=== Your goal ===
Give only the number of lines in the data that contain the word "icon".

(Collected data)
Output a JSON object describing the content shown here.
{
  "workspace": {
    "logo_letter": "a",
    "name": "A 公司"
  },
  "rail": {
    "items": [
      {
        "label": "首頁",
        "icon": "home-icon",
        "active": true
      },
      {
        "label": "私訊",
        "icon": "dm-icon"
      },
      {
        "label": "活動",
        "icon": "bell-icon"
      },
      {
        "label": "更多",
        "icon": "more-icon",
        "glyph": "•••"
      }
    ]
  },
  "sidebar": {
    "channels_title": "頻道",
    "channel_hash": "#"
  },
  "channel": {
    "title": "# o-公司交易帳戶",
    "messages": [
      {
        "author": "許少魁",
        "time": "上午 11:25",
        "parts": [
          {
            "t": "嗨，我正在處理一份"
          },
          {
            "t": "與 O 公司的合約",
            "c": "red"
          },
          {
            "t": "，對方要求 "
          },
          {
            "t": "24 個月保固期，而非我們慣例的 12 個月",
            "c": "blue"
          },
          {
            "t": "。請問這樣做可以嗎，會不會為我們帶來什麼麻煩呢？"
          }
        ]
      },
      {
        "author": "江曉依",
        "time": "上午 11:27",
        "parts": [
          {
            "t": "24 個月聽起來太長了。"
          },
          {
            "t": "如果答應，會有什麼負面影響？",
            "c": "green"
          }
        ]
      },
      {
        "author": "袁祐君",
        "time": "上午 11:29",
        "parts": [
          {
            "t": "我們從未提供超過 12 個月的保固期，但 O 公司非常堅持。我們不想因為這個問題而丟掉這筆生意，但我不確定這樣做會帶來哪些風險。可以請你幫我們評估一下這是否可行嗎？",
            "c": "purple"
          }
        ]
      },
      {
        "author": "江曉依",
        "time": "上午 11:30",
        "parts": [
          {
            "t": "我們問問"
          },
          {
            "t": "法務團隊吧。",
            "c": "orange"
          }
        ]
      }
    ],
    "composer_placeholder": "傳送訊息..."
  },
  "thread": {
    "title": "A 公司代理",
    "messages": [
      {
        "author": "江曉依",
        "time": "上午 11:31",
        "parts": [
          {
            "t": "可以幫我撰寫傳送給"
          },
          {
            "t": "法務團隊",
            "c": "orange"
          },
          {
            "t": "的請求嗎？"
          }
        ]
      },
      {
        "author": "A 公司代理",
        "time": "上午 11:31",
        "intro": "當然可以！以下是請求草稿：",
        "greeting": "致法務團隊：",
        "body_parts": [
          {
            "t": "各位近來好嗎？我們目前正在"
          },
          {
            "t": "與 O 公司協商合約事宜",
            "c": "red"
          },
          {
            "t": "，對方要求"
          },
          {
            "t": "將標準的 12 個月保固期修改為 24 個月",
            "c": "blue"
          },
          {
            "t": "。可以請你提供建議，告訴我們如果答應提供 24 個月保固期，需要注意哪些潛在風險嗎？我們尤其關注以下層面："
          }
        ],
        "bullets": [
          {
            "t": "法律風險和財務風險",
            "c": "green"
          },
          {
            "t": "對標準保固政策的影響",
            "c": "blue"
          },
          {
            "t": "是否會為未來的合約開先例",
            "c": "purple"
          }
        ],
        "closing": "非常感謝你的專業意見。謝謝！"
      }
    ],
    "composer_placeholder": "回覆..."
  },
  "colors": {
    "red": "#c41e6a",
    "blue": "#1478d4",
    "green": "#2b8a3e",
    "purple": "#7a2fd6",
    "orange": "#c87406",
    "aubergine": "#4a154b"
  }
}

=== Result of this task ===
4